>> start Extracted information

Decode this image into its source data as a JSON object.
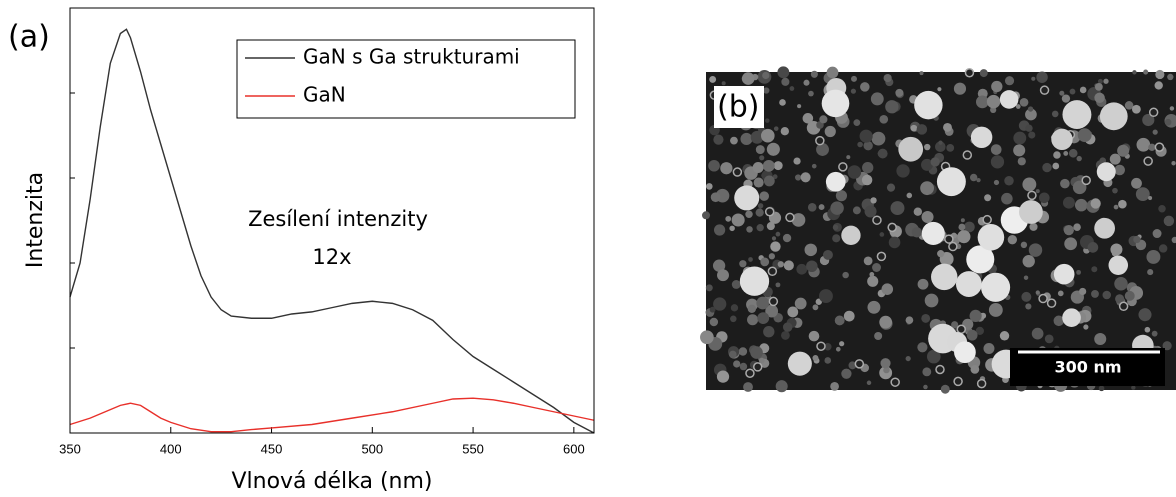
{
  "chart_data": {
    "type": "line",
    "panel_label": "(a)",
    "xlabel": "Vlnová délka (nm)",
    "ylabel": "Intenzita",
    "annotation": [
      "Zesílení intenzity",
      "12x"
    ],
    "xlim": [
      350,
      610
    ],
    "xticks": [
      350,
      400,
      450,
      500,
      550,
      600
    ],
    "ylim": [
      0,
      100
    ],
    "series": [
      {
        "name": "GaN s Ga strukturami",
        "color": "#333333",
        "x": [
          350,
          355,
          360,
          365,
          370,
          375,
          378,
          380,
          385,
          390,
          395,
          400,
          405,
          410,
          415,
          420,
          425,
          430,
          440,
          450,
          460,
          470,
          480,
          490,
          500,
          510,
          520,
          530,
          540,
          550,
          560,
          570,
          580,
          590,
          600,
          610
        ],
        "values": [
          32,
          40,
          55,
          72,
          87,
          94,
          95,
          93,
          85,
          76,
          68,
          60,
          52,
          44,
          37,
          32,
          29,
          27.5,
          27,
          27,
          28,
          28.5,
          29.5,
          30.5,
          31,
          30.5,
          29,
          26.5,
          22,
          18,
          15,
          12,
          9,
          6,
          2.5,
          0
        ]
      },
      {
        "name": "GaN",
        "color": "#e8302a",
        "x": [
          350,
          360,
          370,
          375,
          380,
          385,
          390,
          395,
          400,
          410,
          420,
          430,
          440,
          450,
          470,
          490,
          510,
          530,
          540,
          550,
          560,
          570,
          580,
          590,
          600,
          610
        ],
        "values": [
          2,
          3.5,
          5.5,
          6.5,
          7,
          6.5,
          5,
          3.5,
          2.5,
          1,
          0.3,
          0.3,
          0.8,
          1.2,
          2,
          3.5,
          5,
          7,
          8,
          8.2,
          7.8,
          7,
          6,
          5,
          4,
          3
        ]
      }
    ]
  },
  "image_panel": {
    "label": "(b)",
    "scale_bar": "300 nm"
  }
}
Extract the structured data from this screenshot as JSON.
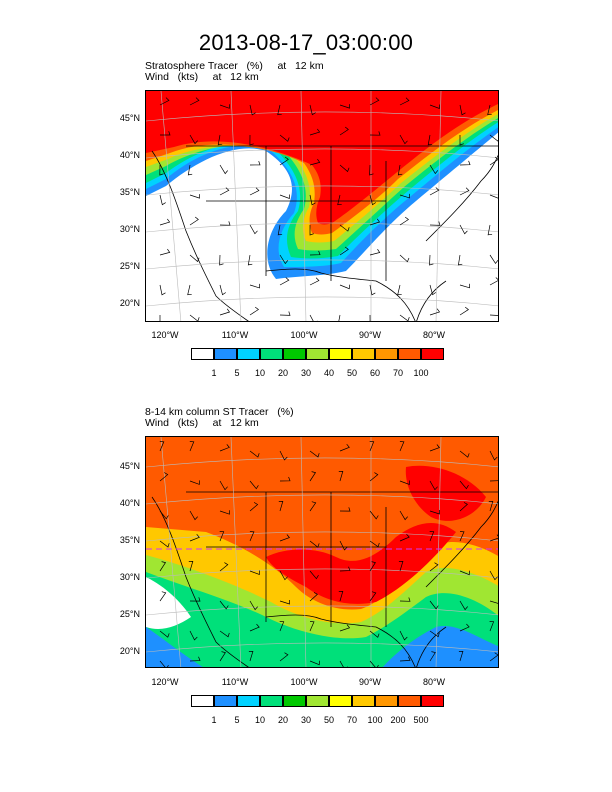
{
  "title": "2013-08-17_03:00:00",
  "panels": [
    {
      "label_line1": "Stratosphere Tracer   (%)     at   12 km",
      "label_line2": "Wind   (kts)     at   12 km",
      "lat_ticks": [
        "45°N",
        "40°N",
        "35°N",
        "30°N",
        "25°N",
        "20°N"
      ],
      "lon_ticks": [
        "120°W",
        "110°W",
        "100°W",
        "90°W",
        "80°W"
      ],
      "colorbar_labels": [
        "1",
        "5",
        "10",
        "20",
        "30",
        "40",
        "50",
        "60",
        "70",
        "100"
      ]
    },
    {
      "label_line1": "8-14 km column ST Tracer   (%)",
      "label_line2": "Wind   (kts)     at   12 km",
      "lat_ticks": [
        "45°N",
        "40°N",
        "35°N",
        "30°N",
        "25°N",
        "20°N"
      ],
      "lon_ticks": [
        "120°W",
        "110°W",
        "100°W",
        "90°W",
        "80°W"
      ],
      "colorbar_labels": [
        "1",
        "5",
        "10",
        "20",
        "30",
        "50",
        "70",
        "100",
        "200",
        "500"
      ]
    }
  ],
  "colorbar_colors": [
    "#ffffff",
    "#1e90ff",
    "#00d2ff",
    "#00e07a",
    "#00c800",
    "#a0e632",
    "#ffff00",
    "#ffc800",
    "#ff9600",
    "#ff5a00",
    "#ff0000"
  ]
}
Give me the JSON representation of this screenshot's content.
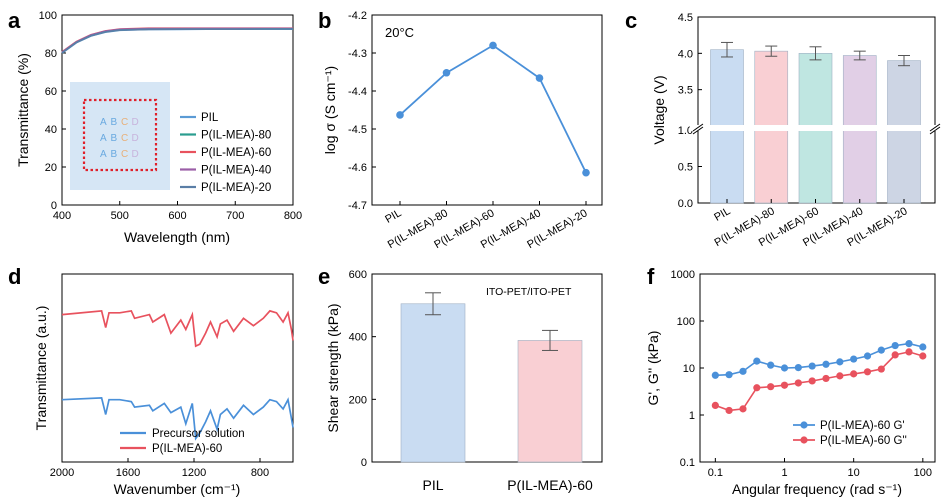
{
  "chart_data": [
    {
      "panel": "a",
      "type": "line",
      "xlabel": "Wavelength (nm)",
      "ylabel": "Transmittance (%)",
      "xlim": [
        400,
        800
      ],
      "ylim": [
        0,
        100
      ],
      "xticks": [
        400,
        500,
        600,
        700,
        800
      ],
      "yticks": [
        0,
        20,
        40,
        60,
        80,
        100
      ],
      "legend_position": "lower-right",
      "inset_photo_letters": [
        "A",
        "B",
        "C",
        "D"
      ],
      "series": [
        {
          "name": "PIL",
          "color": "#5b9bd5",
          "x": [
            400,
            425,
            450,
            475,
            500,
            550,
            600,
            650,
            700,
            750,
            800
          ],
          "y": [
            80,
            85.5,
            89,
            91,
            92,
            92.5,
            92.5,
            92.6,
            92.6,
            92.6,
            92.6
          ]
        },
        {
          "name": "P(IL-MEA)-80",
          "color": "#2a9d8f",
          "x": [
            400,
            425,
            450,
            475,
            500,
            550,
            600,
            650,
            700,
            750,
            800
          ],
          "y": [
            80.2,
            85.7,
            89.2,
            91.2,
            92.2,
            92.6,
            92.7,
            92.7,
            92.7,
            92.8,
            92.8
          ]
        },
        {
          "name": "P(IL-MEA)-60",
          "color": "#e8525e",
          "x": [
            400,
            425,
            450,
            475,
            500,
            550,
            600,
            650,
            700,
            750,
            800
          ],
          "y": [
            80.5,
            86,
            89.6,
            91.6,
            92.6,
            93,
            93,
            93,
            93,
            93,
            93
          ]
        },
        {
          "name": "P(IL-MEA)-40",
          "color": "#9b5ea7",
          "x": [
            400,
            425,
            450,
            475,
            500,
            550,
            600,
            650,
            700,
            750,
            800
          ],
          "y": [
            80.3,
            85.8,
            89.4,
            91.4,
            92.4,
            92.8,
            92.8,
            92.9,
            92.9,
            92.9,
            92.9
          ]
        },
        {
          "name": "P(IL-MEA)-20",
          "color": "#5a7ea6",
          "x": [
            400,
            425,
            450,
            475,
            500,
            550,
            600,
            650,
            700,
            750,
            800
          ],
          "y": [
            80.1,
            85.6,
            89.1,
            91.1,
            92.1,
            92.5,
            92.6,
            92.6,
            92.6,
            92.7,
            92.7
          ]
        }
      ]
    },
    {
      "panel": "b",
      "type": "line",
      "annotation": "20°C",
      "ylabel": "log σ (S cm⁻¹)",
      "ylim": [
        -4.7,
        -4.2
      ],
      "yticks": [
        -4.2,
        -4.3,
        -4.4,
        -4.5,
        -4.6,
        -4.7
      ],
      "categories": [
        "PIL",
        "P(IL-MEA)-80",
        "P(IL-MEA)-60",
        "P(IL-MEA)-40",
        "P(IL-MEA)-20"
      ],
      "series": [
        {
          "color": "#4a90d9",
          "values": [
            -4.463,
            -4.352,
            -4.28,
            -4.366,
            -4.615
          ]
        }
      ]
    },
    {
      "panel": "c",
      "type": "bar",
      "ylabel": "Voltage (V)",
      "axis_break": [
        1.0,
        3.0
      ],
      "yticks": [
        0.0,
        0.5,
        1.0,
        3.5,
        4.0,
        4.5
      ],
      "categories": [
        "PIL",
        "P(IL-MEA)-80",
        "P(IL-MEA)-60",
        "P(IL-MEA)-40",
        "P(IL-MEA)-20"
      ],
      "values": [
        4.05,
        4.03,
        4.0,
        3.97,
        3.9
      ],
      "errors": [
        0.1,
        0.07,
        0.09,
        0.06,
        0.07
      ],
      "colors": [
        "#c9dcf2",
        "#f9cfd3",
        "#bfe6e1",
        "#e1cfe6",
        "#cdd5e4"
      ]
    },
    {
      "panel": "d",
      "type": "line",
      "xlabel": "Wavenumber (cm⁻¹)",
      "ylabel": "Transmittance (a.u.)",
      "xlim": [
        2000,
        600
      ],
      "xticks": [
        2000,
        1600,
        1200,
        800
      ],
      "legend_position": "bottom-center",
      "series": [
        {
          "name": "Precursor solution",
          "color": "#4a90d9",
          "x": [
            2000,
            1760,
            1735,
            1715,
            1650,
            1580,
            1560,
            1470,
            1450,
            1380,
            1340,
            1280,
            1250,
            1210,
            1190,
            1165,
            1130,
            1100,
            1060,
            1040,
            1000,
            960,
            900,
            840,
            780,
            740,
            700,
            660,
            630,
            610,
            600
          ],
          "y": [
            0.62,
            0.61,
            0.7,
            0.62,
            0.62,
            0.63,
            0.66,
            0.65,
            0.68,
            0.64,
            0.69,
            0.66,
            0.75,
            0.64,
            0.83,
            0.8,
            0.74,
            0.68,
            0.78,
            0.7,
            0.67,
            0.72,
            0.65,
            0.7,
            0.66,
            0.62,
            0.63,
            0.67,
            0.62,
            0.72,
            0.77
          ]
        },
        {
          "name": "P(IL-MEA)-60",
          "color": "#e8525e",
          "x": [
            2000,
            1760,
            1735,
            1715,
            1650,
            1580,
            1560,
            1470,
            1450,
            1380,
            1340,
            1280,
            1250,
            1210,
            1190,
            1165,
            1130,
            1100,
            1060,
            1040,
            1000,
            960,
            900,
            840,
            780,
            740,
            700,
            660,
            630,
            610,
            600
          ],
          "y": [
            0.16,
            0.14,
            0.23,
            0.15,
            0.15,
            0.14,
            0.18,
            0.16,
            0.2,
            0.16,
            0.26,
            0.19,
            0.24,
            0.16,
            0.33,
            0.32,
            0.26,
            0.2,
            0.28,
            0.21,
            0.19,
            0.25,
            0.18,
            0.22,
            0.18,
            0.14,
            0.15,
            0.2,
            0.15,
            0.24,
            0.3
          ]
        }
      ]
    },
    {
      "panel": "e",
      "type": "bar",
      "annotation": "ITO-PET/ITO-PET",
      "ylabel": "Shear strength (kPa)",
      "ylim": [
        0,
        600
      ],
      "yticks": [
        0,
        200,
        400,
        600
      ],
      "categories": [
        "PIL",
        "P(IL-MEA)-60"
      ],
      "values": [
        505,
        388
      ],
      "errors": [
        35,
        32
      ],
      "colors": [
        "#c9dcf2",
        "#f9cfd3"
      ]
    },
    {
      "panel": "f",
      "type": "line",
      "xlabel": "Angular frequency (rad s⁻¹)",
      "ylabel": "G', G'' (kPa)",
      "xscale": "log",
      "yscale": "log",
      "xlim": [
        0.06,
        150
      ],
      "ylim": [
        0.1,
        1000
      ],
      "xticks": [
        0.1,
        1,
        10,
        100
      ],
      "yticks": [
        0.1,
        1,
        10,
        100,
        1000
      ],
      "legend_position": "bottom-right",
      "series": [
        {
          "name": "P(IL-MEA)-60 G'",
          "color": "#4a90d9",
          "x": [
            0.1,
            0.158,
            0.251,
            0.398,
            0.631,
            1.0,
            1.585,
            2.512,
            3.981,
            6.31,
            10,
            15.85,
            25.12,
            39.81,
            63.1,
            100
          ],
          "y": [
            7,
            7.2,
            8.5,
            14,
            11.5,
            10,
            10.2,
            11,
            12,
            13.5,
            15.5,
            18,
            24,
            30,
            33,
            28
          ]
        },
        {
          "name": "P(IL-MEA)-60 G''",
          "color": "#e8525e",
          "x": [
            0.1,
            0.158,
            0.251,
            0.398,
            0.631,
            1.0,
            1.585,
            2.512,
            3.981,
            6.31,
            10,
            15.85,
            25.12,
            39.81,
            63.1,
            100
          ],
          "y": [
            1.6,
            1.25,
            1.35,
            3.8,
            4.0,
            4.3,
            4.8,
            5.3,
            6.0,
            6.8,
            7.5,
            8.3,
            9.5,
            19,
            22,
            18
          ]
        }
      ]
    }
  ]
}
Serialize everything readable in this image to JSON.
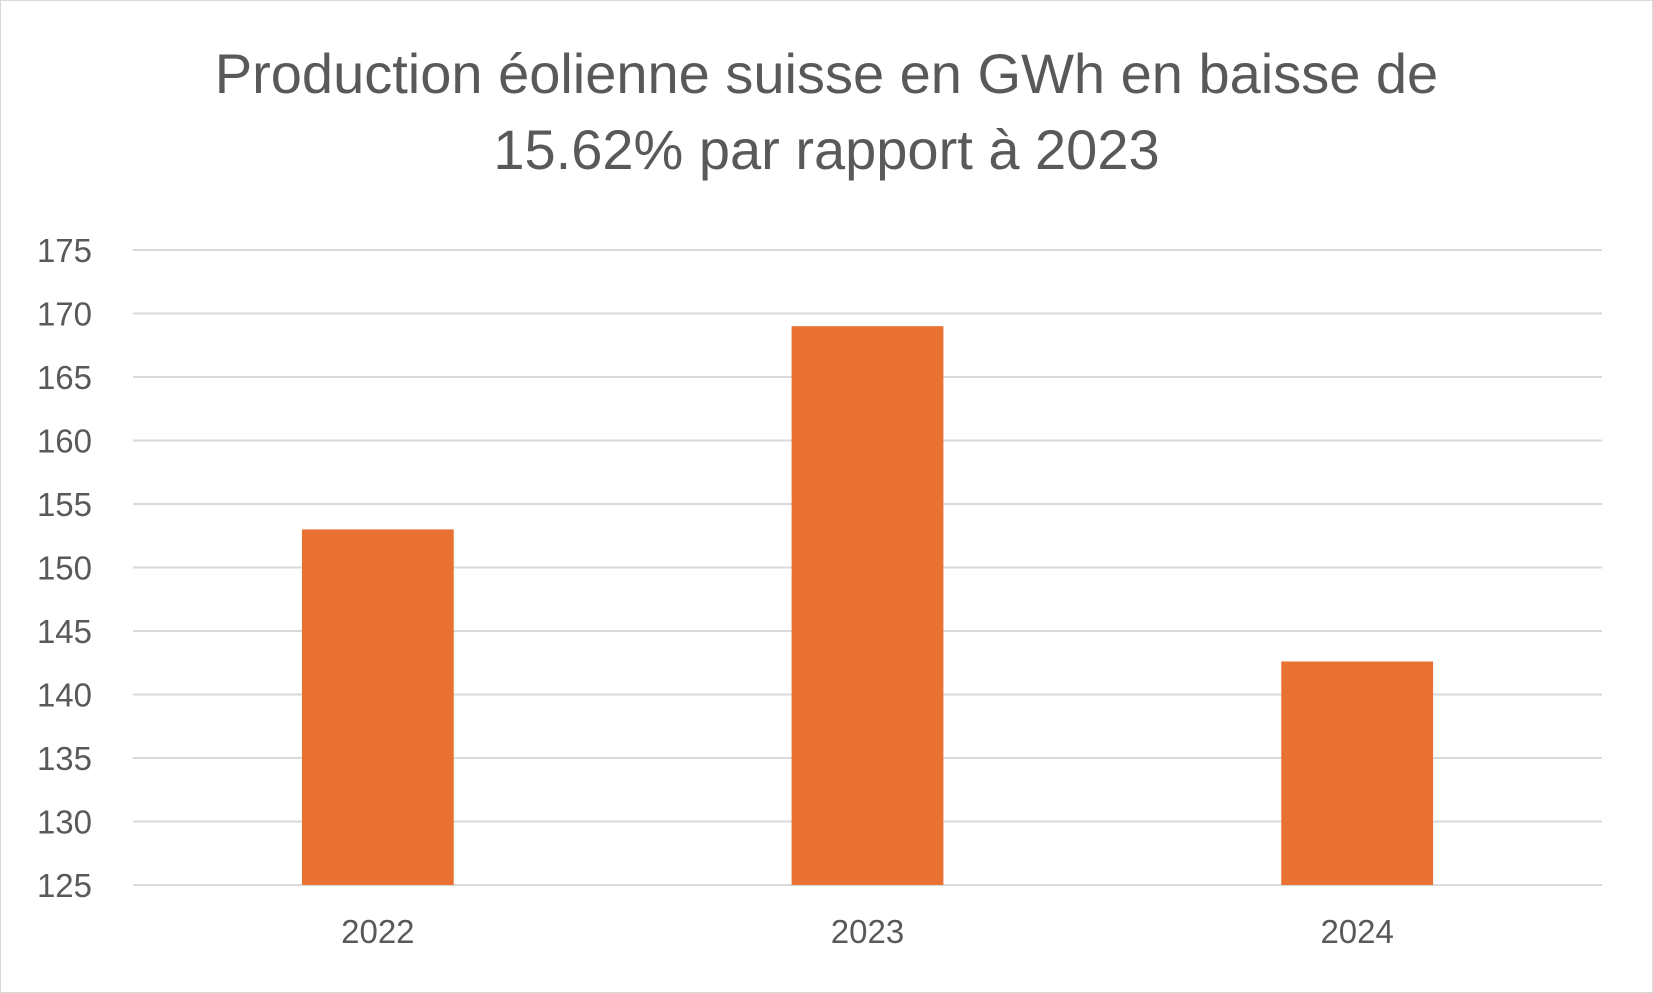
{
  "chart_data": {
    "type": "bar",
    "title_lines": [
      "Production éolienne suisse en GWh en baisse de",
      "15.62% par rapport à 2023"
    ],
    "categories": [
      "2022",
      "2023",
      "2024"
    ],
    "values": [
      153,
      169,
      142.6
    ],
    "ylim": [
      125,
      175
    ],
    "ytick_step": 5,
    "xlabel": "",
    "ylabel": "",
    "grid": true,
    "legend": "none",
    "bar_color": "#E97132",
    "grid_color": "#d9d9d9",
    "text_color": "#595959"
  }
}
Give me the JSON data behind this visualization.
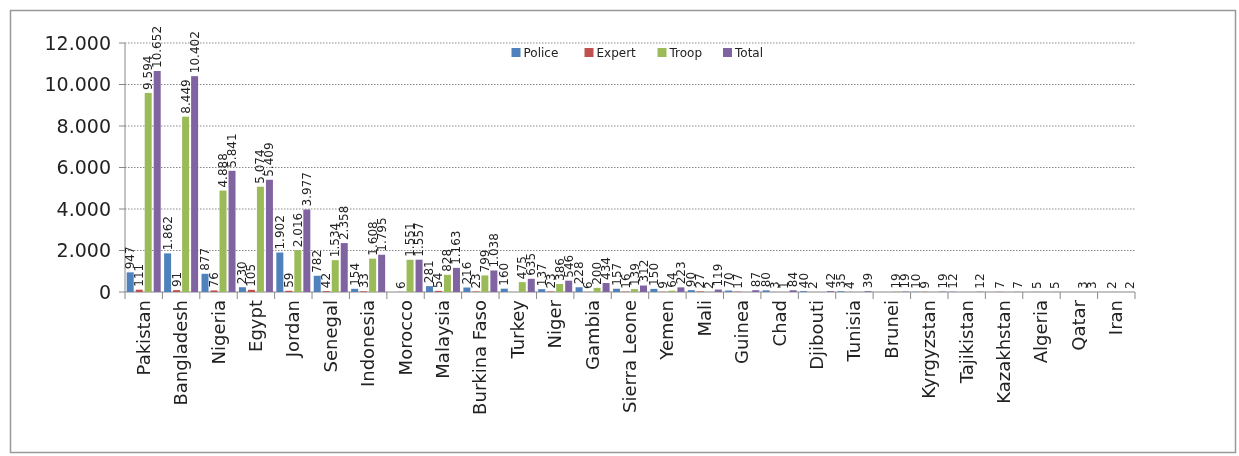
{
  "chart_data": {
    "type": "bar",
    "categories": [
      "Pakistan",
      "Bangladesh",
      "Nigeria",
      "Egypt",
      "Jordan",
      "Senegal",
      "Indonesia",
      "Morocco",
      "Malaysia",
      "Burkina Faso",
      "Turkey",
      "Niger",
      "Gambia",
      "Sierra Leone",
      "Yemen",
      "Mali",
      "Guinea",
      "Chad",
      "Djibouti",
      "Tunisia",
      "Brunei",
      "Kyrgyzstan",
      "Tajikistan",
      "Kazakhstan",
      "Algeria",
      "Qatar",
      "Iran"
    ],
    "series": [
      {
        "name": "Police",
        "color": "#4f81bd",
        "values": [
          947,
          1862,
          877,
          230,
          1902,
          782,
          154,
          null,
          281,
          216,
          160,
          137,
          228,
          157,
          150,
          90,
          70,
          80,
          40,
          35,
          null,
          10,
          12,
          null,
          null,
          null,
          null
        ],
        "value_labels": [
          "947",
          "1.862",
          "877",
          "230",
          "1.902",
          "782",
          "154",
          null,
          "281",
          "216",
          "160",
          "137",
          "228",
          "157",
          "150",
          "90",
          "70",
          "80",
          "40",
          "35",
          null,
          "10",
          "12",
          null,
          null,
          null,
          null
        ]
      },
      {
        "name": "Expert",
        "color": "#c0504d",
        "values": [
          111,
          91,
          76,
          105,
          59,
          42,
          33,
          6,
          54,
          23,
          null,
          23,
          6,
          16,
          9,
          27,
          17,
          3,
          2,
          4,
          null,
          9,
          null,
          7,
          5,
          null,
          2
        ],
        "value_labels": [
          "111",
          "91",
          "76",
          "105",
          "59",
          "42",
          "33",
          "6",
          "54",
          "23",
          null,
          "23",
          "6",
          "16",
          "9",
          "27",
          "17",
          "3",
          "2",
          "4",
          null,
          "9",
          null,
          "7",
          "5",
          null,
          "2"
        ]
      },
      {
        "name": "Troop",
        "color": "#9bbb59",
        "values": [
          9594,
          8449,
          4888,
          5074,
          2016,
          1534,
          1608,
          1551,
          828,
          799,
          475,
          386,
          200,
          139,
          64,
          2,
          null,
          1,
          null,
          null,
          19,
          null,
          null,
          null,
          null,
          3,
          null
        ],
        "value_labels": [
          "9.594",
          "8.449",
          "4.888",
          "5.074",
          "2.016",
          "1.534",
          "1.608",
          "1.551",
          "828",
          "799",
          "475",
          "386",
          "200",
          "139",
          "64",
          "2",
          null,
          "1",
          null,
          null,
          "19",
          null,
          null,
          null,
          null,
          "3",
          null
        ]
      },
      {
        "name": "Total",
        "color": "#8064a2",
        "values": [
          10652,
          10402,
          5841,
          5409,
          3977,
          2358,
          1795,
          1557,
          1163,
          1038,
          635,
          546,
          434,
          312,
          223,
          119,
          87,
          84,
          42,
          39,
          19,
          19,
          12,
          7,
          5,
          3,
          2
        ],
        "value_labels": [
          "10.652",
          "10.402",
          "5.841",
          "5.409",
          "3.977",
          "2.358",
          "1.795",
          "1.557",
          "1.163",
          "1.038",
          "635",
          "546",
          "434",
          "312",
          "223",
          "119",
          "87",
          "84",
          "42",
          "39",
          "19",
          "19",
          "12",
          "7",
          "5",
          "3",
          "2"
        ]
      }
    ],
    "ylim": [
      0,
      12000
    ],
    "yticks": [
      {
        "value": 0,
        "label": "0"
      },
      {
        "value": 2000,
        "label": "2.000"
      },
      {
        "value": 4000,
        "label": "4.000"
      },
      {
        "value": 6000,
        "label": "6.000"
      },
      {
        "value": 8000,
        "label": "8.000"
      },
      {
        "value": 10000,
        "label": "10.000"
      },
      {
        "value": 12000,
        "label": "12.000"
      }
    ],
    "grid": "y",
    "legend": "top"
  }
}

>> end Extracted information

**Exercise:**
List all lines holding the string "JSON".

**Output for this task:**
Decode this image into its source data as a JSON object.
Extract the structured data from this screenshot as JSON.
Give me the JSON representation of this screenshot's content.
Serialize everything readable in this image to JSON.
Give me the JSON data behind this visualization.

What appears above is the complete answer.